Segment Start: Data for processing
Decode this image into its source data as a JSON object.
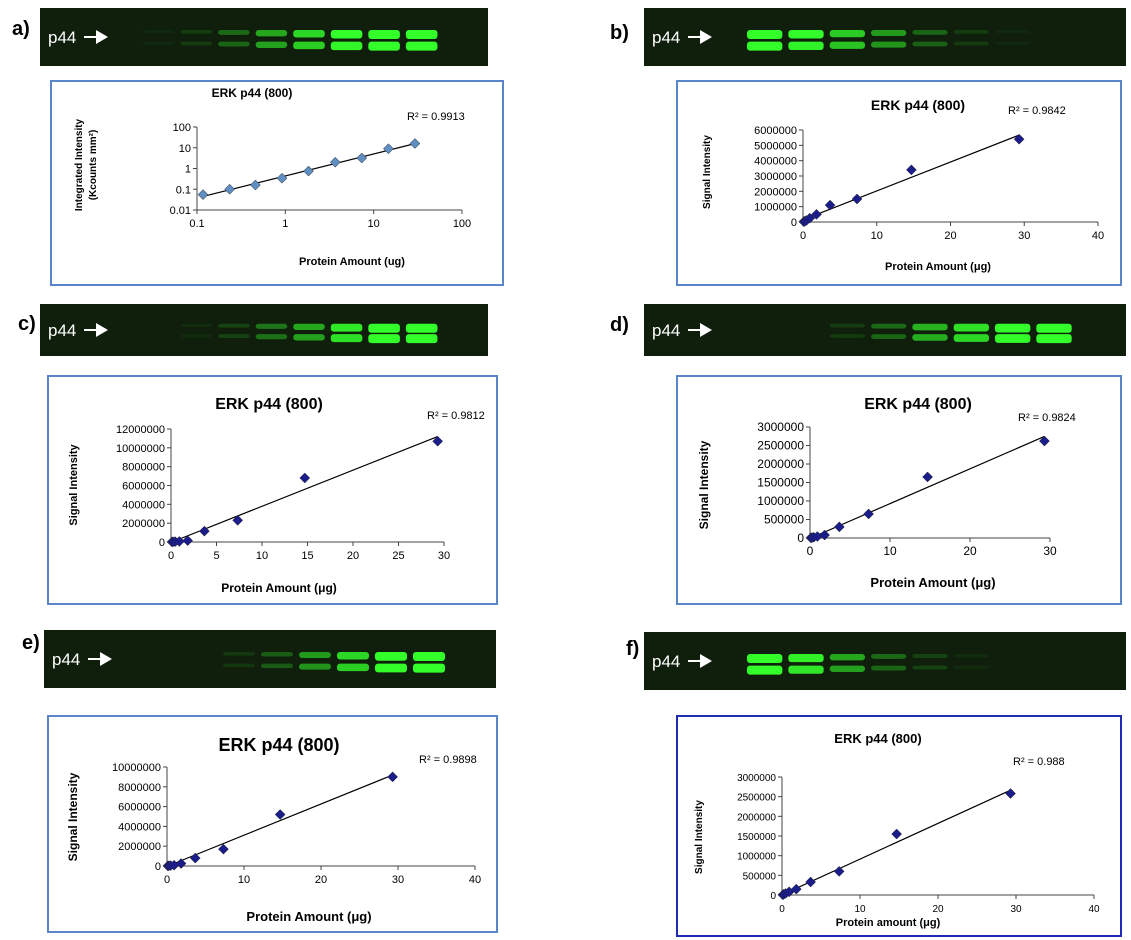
{
  "colors": {
    "blot_bg": "#0f1f0c",
    "band": "#33ff2a",
    "frame": "#5b85c9",
    "frame_f": "#1f2bb0",
    "marker_light": "#5e8ec2",
    "marker_dark": "#1b1d8a"
  },
  "blot_label": "p44",
  "arrow_icon": "right-arrow-icon",
  "blots": [
    {
      "intensities": [
        0.04,
        0.12,
        0.3,
        0.55,
        0.75,
        0.92,
        1.0,
        1.0,
        0.0
      ]
    },
    {
      "intensities": [
        1.0,
        0.9,
        0.7,
        0.5,
        0.28,
        0.12,
        0.04,
        0.0,
        0.0
      ]
    },
    {
      "intensities": [
        0.0,
        0.05,
        0.15,
        0.35,
        0.55,
        0.82,
        1.0,
        1.0,
        0.0
      ]
    },
    {
      "intensities": [
        0.0,
        0.0,
        0.12,
        0.3,
        0.6,
        0.78,
        0.95,
        1.0,
        0.0
      ]
    },
    {
      "intensities": [
        0.0,
        0.0,
        0.1,
        0.25,
        0.5,
        0.75,
        0.95,
        1.0,
        0.0
      ]
    },
    {
      "intensities": [
        1.0,
        0.85,
        0.55,
        0.3,
        0.15,
        0.05,
        0.0,
        0.0,
        0.0
      ]
    }
  ],
  "chart_data": [
    {
      "panel": "a)",
      "type": "scatter",
      "title": "ERK p44 (800)",
      "xlabel": "Protein Amount (ug)",
      "ylabel": [
        "Integrated Intensity",
        "(Kcounts mm²)"
      ],
      "x_scale": "log",
      "y_scale": "log",
      "xlim": [
        0.1,
        100
      ],
      "ylim": [
        0.01,
        100
      ],
      "x_ticks": [
        "0.1",
        "1",
        "10",
        "100"
      ],
      "y_ticks": [
        "0.01",
        "0.1",
        "1",
        "10",
        "100"
      ],
      "r2": "R² = 0.9913",
      "x": [
        0.117,
        0.234,
        0.458,
        0.917,
        1.83,
        3.67,
        7.33,
        14.7,
        29.3
      ],
      "y": [
        0.055,
        0.1,
        0.16,
        0.34,
        0.75,
        2.0,
        3.2,
        9.0,
        16.0
      ],
      "marker_color": "light"
    },
    {
      "panel": "b)",
      "type": "scatter",
      "title": "ERK p44 (800)",
      "xlabel": "Protein Amount (μg)",
      "ylabel": "Signal Intensity",
      "xlim": [
        0,
        40
      ],
      "ylim": [
        0,
        6000000
      ],
      "x_ticks": [
        "0",
        "10",
        "20",
        "30",
        "40"
      ],
      "y_ticks": [
        "0",
        "1000000",
        "2000000",
        "3000000",
        "4000000",
        "5000000",
        "6000000"
      ],
      "r2": "R² = 0.9842",
      "x": [
        0.117,
        0.234,
        0.458,
        0.917,
        1.83,
        3.67,
        7.33,
        14.7,
        29.3
      ],
      "y": [
        20000,
        50000,
        100000,
        250000,
        500000,
        1100000,
        1500000,
        3400000,
        5400000
      ],
      "marker_color": "dark"
    },
    {
      "panel": "c)",
      "type": "scatter",
      "title": "ERK p44 (800)",
      "xlabel": "Protein Amount (μg)",
      "ylabel": "Signal Intensity",
      "xlim": [
        0,
        30
      ],
      "ylim": [
        0,
        12000000
      ],
      "x_ticks": [
        "0",
        "5",
        "10",
        "15",
        "20",
        "25",
        "30"
      ],
      "y_ticks": [
        "0",
        "2000000",
        "4000000",
        "6000000",
        "8000000",
        "10000000",
        "12000000"
      ],
      "r2": "R² = 0.9812",
      "x": [
        0.117,
        0.234,
        0.458,
        0.917,
        1.83,
        3.67,
        7.33,
        14.7,
        29.3
      ],
      "y": [
        10000,
        20000,
        40000,
        60000,
        150000,
        1150000,
        2300000,
        6800000,
        10700000
      ],
      "marker_color": "dark"
    },
    {
      "panel": "d)",
      "type": "scatter",
      "title": "ERK p44 (800)",
      "xlabel": "Protein Amount (μg)",
      "ylabel": "Signal Intensity",
      "xlim": [
        0,
        30
      ],
      "ylim": [
        0,
        3000000
      ],
      "x_ticks": [
        "0",
        "10",
        "20",
        "30"
      ],
      "y_ticks": [
        "0",
        "500000",
        "1000000",
        "1500000",
        "2000000",
        "2500000",
        "3000000"
      ],
      "r2": "R² = 0.9824",
      "x": [
        0.117,
        0.234,
        0.458,
        0.917,
        1.83,
        3.67,
        7.33,
        14.7,
        29.3
      ],
      "y": [
        5000,
        10000,
        20000,
        40000,
        80000,
        300000,
        650000,
        1650000,
        2620000
      ],
      "marker_color": "dark"
    },
    {
      "panel": "e)",
      "type": "scatter",
      "title": "ERK p44 (800)",
      "xlabel": "Protein Amount (μg)",
      "ylabel": "Signal Intensity",
      "xlim": [
        0,
        40
      ],
      "ylim": [
        0,
        10000000
      ],
      "x_ticks": [
        "0",
        "10",
        "20",
        "30",
        "40"
      ],
      "y_ticks": [
        "0",
        "2000000",
        "4000000",
        "6000000",
        "8000000",
        "10000000"
      ],
      "r2": "R² = 0.9898",
      "x": [
        0.117,
        0.234,
        0.458,
        0.917,
        1.83,
        3.67,
        7.33,
        14.7,
        29.3
      ],
      "y": [
        10000,
        20000,
        40000,
        80000,
        250000,
        800000,
        1700000,
        5200000,
        9000000
      ],
      "marker_color": "dark"
    },
    {
      "panel": "f)",
      "type": "scatter",
      "title": "ERK p44 (800)",
      "xlabel": "Protein amount (μg)",
      "ylabel": "Signal Intensity",
      "xlim": [
        0,
        40
      ],
      "ylim": [
        0,
        3000000
      ],
      "x_ticks": [
        "0",
        "10",
        "20",
        "30",
        "40"
      ],
      "y_ticks": [
        "0",
        "500000",
        "1000000",
        "1500000",
        "2000000",
        "2500000",
        "3000000"
      ],
      "r2": "R² = 0.988",
      "x": [
        0.117,
        0.234,
        0.458,
        0.917,
        1.83,
        3.67,
        7.33,
        14.7,
        29.3
      ],
      "y": [
        5000,
        20000,
        40000,
        80000,
        150000,
        330000,
        600000,
        1550000,
        2580000
      ],
      "marker_color": "dark"
    }
  ]
}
Segment End: Data for processing
Problem
Copy the records word for word, leaving no picture in the copy.

Solution for this exercise
Decode this image into its source data as a JSON object.
{
  "colors": {
    "blot_bg": "#0f1f0c",
    "band": "#33ff2a",
    "frame": "#5b85c9",
    "frame_f": "#1f2bb0",
    "marker_light": "#5e8ec2",
    "marker_dark": "#1b1d8a"
  },
  "blot_label": "p44",
  "arrow_icon": "right-arrow-icon",
  "blots": [
    {
      "intensities": [
        0.04,
        0.12,
        0.3,
        0.55,
        0.75,
        0.92,
        1.0,
        1.0,
        0.0
      ]
    },
    {
      "intensities": [
        1.0,
        0.9,
        0.7,
        0.5,
        0.28,
        0.12,
        0.04,
        0.0,
        0.0
      ]
    },
    {
      "intensities": [
        0.0,
        0.05,
        0.15,
        0.35,
        0.55,
        0.82,
        1.0,
        1.0,
        0.0
      ]
    },
    {
      "intensities": [
        0.0,
        0.0,
        0.12,
        0.3,
        0.6,
        0.78,
        0.95,
        1.0,
        0.0
      ]
    },
    {
      "intensities": [
        0.0,
        0.0,
        0.1,
        0.25,
        0.5,
        0.75,
        0.95,
        1.0,
        0.0
      ]
    },
    {
      "intensities": [
        1.0,
        0.85,
        0.55,
        0.3,
        0.15,
        0.05,
        0.0,
        0.0,
        0.0
      ]
    }
  ],
  "chart_data": [
    {
      "panel": "a)",
      "type": "scatter",
      "title": "ERK p44 (800)",
      "xlabel": "Protein Amount (ug)",
      "ylabel": [
        "Integrated Intensity",
        "(Kcounts mm²)"
      ],
      "x_scale": "log",
      "y_scale": "log",
      "xlim": [
        0.1,
        100
      ],
      "ylim": [
        0.01,
        100
      ],
      "x_ticks": [
        "0.1",
        "1",
        "10",
        "100"
      ],
      "y_ticks": [
        "0.01",
        "0.1",
        "1",
        "10",
        "100"
      ],
      "r2": "R² = 0.9913",
      "x": [
        0.117,
        0.234,
        0.458,
        0.917,
        1.83,
        3.67,
        7.33,
        14.7,
        29.3
      ],
      "y": [
        0.055,
        0.1,
        0.16,
        0.34,
        0.75,
        2.0,
        3.2,
        9.0,
        16.0
      ],
      "marker_color": "light"
    },
    {
      "panel": "b)",
      "type": "scatter",
      "title": "ERK p44 (800)",
      "xlabel": "Protein Amount (μg)",
      "ylabel": "Signal Intensity",
      "xlim": [
        0,
        40
      ],
      "ylim": [
        0,
        6000000
      ],
      "x_ticks": [
        "0",
        "10",
        "20",
        "30",
        "40"
      ],
      "y_ticks": [
        "0",
        "1000000",
        "2000000",
        "3000000",
        "4000000",
        "5000000",
        "6000000"
      ],
      "r2": "R² = 0.9842",
      "x": [
        0.117,
        0.234,
        0.458,
        0.917,
        1.83,
        3.67,
        7.33,
        14.7,
        29.3
      ],
      "y": [
        20000,
        50000,
        100000,
        250000,
        500000,
        1100000,
        1500000,
        3400000,
        5400000
      ],
      "marker_color": "dark"
    },
    {
      "panel": "c)",
      "type": "scatter",
      "title": "ERK p44 (800)",
      "xlabel": "Protein Amount (μg)",
      "ylabel": "Signal Intensity",
      "xlim": [
        0,
        30
      ],
      "ylim": [
        0,
        12000000
      ],
      "x_ticks": [
        "0",
        "5",
        "10",
        "15",
        "20",
        "25",
        "30"
      ],
      "y_ticks": [
        "0",
        "2000000",
        "4000000",
        "6000000",
        "8000000",
        "10000000",
        "12000000"
      ],
      "r2": "R² = 0.9812",
      "x": [
        0.117,
        0.234,
        0.458,
        0.917,
        1.83,
        3.67,
        7.33,
        14.7,
        29.3
      ],
      "y": [
        10000,
        20000,
        40000,
        60000,
        150000,
        1150000,
        2300000,
        6800000,
        10700000
      ],
      "marker_color": "dark"
    },
    {
      "panel": "d)",
      "type": "scatter",
      "title": "ERK p44 (800)",
      "xlabel": "Protein Amount (μg)",
      "ylabel": "Signal Intensity",
      "xlim": [
        0,
        30
      ],
      "ylim": [
        0,
        3000000
      ],
      "x_ticks": [
        "0",
        "10",
        "20",
        "30"
      ],
      "y_ticks": [
        "0",
        "500000",
        "1000000",
        "1500000",
        "2000000",
        "2500000",
        "3000000"
      ],
      "r2": "R² = 0.9824",
      "x": [
        0.117,
        0.234,
        0.458,
        0.917,
        1.83,
        3.67,
        7.33,
        14.7,
        29.3
      ],
      "y": [
        5000,
        10000,
        20000,
        40000,
        80000,
        300000,
        650000,
        1650000,
        2620000
      ],
      "marker_color": "dark"
    },
    {
      "panel": "e)",
      "type": "scatter",
      "title": "ERK p44 (800)",
      "xlabel": "Protein Amount (μg)",
      "ylabel": "Signal Intensity",
      "xlim": [
        0,
        40
      ],
      "ylim": [
        0,
        10000000
      ],
      "x_ticks": [
        "0",
        "10",
        "20",
        "30",
        "40"
      ],
      "y_ticks": [
        "0",
        "2000000",
        "4000000",
        "6000000",
        "8000000",
        "10000000"
      ],
      "r2": "R² = 0.9898",
      "x": [
        0.117,
        0.234,
        0.458,
        0.917,
        1.83,
        3.67,
        7.33,
        14.7,
        29.3
      ],
      "y": [
        10000,
        20000,
        40000,
        80000,
        250000,
        800000,
        1700000,
        5200000,
        9000000
      ],
      "marker_color": "dark"
    },
    {
      "panel": "f)",
      "type": "scatter",
      "title": "ERK p44 (800)",
      "xlabel": "Protein amount (μg)",
      "ylabel": "Signal Intensity",
      "xlim": [
        0,
        40
      ],
      "ylim": [
        0,
        3000000
      ],
      "x_ticks": [
        "0",
        "10",
        "20",
        "30",
        "40"
      ],
      "y_ticks": [
        "0",
        "500000",
        "1000000",
        "1500000",
        "2000000",
        "2500000",
        "3000000"
      ],
      "r2": "R² = 0.988",
      "x": [
        0.117,
        0.234,
        0.458,
        0.917,
        1.83,
        3.67,
        7.33,
        14.7,
        29.3
      ],
      "y": [
        5000,
        20000,
        40000,
        80000,
        150000,
        330000,
        600000,
        1550000,
        2580000
      ],
      "marker_color": "dark"
    }
  ]
}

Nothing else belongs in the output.